## Data extracts
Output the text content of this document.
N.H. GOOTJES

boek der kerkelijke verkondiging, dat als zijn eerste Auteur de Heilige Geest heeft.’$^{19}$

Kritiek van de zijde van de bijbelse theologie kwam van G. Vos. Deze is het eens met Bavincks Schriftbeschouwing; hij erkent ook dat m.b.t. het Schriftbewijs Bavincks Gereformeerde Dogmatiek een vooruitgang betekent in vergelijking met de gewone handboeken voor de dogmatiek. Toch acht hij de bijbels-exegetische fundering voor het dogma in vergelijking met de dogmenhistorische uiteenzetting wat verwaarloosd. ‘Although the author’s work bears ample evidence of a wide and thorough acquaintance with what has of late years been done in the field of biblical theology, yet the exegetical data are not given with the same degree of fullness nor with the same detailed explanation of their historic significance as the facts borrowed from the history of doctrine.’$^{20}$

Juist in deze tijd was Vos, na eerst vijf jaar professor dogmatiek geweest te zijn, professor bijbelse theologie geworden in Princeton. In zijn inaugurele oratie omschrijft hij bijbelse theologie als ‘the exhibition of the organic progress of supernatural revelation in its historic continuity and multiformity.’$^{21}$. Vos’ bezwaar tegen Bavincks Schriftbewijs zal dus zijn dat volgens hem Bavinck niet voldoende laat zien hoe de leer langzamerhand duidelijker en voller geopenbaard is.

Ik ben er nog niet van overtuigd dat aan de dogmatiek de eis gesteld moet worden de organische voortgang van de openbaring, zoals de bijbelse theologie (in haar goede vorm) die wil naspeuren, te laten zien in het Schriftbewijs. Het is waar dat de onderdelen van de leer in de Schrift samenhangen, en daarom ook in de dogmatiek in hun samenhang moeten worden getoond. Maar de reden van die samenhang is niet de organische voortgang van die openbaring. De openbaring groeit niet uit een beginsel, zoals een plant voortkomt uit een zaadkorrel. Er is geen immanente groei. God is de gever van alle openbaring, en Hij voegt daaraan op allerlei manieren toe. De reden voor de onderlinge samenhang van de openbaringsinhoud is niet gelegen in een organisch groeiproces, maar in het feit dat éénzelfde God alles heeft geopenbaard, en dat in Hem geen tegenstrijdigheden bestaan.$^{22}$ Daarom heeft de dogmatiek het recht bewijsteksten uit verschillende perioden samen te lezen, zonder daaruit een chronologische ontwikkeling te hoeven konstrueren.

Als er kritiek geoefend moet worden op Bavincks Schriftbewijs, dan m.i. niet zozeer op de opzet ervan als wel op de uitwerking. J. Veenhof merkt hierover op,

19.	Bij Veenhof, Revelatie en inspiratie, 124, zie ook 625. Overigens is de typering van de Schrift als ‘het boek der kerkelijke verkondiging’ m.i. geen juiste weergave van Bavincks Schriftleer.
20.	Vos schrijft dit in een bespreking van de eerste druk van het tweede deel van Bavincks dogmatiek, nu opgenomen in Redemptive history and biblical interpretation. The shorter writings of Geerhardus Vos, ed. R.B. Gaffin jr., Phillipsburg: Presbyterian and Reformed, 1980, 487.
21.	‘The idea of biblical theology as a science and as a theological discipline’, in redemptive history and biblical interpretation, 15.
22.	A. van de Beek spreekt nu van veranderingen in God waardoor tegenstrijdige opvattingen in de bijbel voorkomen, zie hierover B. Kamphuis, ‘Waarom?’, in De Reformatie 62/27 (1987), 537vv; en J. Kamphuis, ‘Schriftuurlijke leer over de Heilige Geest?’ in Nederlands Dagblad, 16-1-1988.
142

## Task instructions
Transcribe the records above with every character unchanged.

## Solution to this problem
Output the text content of this document.
N.H. GOOTJES

boek der kerkelijke verkondiging, dat als zijn eerste Auteur de Heilige Geest heeft.’$^{19}$

Kritiek van de zijde van de bijbelse theologie kwam van G. Vos. Deze is het eens met Bavincks Schriftbeschouwing; hij erkent ook dat m.b.t. het Schriftbewijs Bavincks Gereformeerde Dogmatiek een vooruitgang betekent in vergelijking met de gewone handboeken voor de dogmatiek. Toch acht hij de bijbels-exegetische fundering voor het dogma in vergelijking met de dogmenhistorische uiteenzetting wat verwaarloosd. ‘Although the author’s work bears ample evidence of a wide and thorough acquaintance with what has of late years been done in the field of biblical theology, yet the exegetical data are not given with the same degree of fullness nor with the same detailed explanation of their historic significance as the facts borrowed from the history of doctrine.’$^{20}$

Juist in deze tijd was Vos, na eerst vijf jaar professor dogmatiek geweest te zijn, professor bijbelse theologie geworden in Princeton. In zijn inaugurele oratie omschrijft hij bijbelse theologie als ‘the exhibition of the organic progress of supernatural revelation in its historic continuity and multiformity.’$^{21}$. Vos’ bezwaar tegen Bavincks Schriftbewijs zal dus zijn dat volgens hem Bavinck niet voldoende laat zien hoe de leer langzamerhand duidelijker en voller geopenbaard is.

Ik ben er nog niet van overtuigd dat aan de dogmatiek de eis gesteld moet worden de organische voortgang van de openbaring, zoals de bijbelse theologie (in haar goede vorm) die wil naspeuren, te laten zien in het Schriftbewijs. Het is waar dat de onderdelen van de leer in de Schrift samenhangen, en daarom ook in de dogmatiek in hun samenhang moeten worden getoond. Maar de reden van die samenhang is niet de organische voortgang van die openbaring. De openbaring groeit niet uit een beginsel, zoals een plant voortkomt uit een zaadkorrel. Er is geen immanente groei. God is de gever van alle openbaring, en Hij voegt daaraan op allerlei manieren toe. De reden voor de onderlinge samenhang van de openbaringsinhoud is niet gelegen in een organisch groeiproces, maar in het feit dat éénzelfde God alles heeft geopenbaard, en dat in Hem geen tegenstrijdigheden bestaan.$^{22}$ Daarom heeft de dogmatiek het recht bewijsteksten uit verschillende perioden samen te lezen, zonder daaruit een chronologische ontwikkeling te hoeven konstrueren.

Als er kritiek geoefend moet worden op Bavincks Schriftbewijs, dan m.i. niet zozeer op de opzet ervan als wel op de uitwerking. J. Veenhof merkt hierover op,

19.	Bij Veenhof, Revelatie en inspiratie, 124, zie ook 625. Overigens is de typering van de Schrift als ‘het boek der kerkelijke verkondiging’ m.i. geen juiste weergave van Bavincks Schriftleer.
20.	Vos schrijft dit in een bespreking van de eerste druk van het tweede deel van Bavincks dogmatiek, nu opgenomen in Redemptive history and biblical interpretation. The shorter writings of Geerhardus Vos, ed. R.B. Gaffin jr., Phillipsburg: Presbyterian and Reformed, 1980, 487.
21.	‘The idea of biblical theology as a science and as a theological discipline’, in redemptive history and biblical interpretation, 15.
22.	A. van de Beek spreekt nu van veranderingen in God waardoor tegenstrijdige opvattingen in de bijbel voorkomen, zie hierover B. Kamphuis, ‘Waarom?’, in De Reformatie 62/27 (1987), 537vv; en J. Kamphuis, ‘Schriftuurlijke leer over de Heilige Geest?’ in Nederlands Dagblad, 16-1-1988.
142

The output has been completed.